(Material):

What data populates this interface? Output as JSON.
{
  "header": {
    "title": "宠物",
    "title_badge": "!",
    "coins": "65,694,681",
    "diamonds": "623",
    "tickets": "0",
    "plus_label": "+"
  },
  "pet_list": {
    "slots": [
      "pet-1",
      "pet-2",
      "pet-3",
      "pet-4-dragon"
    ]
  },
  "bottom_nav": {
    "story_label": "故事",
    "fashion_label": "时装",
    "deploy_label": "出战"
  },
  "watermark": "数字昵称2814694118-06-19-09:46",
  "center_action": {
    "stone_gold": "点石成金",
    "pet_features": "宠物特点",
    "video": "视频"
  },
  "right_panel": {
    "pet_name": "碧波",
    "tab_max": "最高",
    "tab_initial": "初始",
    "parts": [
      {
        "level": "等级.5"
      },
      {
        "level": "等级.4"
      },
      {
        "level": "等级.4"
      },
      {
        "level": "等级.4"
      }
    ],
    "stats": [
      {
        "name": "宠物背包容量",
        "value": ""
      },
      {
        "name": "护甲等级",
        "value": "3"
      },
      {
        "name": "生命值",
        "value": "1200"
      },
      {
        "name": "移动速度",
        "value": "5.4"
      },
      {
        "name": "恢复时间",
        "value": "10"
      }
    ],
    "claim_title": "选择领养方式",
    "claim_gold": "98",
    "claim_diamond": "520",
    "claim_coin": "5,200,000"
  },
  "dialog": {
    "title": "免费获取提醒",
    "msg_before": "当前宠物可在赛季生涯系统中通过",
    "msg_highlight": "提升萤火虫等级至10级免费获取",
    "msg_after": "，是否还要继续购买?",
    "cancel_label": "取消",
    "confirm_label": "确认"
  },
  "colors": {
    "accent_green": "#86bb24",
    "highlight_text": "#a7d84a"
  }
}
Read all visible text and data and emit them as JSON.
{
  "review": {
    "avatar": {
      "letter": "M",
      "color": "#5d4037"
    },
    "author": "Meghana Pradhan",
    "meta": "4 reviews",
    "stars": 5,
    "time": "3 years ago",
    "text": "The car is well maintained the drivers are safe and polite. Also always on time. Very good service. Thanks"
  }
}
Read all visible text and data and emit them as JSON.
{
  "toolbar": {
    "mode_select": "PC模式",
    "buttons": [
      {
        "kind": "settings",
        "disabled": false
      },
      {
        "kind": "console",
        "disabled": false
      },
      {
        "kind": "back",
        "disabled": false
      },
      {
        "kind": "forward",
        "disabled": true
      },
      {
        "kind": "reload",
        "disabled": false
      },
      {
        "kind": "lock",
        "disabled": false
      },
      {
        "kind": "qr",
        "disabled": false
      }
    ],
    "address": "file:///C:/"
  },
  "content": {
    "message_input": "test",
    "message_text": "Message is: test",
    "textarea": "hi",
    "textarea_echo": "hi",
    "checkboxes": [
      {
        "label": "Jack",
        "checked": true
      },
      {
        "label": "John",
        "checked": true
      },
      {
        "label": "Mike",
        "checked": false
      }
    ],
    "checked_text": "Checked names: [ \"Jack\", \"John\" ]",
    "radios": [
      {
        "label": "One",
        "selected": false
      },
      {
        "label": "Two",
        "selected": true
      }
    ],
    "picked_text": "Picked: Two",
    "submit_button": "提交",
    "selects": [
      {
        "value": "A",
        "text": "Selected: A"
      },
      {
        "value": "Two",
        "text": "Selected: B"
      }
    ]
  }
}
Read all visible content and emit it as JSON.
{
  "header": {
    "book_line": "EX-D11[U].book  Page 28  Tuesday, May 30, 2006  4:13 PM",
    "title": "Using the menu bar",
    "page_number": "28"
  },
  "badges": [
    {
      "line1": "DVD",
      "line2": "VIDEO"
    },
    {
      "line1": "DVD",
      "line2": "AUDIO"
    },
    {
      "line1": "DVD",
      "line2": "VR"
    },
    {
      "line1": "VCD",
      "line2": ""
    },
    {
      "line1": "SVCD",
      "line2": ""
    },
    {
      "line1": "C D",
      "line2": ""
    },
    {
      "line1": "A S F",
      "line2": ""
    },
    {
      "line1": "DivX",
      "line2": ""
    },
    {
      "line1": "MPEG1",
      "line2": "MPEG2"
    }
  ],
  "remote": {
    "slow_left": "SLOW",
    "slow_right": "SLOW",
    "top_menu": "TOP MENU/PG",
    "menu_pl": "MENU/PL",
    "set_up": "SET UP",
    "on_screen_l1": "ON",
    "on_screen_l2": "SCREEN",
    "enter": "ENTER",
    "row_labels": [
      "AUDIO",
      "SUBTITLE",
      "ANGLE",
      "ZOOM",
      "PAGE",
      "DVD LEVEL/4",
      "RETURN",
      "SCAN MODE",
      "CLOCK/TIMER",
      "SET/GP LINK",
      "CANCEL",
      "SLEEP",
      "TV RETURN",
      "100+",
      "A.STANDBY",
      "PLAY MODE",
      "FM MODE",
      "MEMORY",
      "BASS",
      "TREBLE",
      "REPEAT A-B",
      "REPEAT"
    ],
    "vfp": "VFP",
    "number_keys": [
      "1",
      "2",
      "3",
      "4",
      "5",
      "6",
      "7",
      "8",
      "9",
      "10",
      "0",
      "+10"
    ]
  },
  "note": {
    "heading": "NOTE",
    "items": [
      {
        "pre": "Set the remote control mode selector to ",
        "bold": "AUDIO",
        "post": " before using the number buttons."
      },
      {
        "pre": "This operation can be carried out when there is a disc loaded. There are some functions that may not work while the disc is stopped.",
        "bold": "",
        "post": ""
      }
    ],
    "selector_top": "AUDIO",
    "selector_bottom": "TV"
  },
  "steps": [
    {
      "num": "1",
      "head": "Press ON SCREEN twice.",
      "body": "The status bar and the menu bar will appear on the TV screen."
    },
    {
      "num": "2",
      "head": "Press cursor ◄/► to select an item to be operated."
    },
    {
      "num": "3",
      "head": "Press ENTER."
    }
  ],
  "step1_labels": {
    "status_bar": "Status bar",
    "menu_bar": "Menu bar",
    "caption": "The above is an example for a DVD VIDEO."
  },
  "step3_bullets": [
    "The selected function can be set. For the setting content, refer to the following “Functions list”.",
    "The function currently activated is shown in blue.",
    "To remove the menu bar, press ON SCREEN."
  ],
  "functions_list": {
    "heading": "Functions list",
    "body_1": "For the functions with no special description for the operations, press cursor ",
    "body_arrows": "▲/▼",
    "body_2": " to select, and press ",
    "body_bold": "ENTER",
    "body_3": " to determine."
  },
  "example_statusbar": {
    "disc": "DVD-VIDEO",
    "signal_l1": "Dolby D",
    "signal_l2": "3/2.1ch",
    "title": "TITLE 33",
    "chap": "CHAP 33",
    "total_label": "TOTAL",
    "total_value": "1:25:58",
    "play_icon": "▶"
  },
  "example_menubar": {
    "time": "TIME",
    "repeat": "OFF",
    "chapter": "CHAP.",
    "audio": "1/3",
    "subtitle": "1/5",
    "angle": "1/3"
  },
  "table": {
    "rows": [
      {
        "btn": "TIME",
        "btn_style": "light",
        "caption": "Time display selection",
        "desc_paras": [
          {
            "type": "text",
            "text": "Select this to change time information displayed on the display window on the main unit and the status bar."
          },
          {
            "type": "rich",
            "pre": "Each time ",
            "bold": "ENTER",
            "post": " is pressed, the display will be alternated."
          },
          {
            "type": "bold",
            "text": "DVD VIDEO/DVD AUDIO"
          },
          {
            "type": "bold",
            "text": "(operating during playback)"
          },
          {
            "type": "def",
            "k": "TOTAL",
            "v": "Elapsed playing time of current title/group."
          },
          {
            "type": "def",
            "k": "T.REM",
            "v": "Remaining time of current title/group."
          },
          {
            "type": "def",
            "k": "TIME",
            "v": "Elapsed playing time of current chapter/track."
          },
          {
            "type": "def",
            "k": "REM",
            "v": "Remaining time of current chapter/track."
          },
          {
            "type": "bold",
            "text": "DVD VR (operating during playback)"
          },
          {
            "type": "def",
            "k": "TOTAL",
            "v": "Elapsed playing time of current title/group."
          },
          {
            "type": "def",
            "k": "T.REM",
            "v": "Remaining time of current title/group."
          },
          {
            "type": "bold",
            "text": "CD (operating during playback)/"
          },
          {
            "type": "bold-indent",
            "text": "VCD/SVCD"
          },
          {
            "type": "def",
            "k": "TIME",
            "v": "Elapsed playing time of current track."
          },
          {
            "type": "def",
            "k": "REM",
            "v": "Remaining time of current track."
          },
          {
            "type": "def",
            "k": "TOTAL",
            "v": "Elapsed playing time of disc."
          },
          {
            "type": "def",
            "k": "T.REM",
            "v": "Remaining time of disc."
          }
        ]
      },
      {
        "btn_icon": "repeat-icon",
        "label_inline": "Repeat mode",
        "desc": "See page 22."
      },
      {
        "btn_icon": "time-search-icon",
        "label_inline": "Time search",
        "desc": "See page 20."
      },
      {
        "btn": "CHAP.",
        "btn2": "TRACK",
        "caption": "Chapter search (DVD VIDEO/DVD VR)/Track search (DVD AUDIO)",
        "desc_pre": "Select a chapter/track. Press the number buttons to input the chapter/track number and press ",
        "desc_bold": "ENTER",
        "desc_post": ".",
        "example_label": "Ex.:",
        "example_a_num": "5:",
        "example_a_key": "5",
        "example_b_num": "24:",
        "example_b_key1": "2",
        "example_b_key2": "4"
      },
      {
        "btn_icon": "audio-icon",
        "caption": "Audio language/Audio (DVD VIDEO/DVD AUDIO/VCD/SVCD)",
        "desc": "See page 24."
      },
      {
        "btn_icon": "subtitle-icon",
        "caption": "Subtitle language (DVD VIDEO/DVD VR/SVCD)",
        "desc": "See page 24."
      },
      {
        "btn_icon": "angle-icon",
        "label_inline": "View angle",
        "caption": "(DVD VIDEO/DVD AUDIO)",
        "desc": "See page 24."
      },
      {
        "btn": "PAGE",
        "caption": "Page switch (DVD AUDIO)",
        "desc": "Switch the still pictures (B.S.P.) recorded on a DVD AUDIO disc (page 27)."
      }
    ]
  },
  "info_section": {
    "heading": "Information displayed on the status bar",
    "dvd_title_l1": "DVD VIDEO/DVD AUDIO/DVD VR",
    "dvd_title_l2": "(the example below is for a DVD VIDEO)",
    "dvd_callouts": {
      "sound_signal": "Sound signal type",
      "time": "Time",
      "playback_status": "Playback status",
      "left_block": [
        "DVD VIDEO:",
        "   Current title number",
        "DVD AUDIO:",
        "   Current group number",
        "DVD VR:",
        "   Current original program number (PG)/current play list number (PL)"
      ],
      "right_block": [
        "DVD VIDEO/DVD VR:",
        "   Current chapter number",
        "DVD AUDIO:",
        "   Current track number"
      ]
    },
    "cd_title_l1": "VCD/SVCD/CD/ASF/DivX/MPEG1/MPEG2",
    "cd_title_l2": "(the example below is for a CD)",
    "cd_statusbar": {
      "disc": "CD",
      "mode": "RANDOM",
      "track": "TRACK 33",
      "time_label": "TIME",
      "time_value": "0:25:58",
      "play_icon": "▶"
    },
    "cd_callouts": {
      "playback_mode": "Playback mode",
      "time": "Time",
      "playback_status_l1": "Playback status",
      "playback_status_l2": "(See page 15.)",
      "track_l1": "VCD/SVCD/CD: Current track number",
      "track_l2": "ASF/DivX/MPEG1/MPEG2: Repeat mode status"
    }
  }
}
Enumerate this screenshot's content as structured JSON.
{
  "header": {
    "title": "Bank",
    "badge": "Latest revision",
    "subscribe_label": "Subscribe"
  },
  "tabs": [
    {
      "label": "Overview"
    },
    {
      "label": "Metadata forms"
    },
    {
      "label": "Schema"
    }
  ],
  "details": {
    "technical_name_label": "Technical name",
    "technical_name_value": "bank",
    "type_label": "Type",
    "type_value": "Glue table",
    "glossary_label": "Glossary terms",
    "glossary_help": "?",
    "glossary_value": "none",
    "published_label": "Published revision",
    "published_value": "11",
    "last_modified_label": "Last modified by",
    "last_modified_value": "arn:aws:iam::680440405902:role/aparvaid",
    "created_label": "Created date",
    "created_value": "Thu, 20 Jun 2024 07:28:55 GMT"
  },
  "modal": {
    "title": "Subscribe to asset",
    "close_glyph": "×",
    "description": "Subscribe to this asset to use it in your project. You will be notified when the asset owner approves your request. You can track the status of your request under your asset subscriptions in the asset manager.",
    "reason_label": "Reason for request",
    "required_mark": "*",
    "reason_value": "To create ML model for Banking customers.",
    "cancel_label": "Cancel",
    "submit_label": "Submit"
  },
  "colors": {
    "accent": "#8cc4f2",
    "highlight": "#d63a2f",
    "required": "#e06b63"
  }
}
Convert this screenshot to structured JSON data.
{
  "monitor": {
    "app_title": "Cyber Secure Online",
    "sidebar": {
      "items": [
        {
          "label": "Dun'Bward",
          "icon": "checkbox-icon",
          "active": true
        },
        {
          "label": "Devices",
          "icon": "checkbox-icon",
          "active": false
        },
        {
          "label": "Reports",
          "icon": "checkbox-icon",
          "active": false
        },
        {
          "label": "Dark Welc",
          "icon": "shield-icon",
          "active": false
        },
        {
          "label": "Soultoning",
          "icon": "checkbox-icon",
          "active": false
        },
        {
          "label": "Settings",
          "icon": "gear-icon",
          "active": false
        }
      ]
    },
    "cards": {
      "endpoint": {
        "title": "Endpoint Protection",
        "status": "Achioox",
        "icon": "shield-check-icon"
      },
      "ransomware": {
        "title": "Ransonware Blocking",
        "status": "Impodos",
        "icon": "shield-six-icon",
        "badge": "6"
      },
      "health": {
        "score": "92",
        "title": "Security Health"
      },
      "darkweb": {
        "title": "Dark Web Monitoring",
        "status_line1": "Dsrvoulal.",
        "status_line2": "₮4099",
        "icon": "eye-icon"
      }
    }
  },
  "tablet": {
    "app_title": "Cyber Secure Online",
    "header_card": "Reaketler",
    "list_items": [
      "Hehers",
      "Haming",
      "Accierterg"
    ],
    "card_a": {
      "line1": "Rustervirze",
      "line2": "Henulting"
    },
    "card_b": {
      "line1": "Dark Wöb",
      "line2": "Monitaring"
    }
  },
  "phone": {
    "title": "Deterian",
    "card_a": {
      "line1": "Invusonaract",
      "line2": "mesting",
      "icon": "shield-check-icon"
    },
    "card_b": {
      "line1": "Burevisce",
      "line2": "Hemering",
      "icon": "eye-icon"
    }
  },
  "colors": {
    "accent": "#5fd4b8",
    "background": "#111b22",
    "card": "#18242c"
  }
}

(What is required):
From the listing above, pick out every line containing "description".

(Exercise answer):
    "body_1": "For the functions with no special description for the operations, press cursor ",
    "description": "Subscribe to this asset to use it in your project. You will be notified when the asset owner approves your request. You can track the status of your request under your asset subscriptions in the asset manager.",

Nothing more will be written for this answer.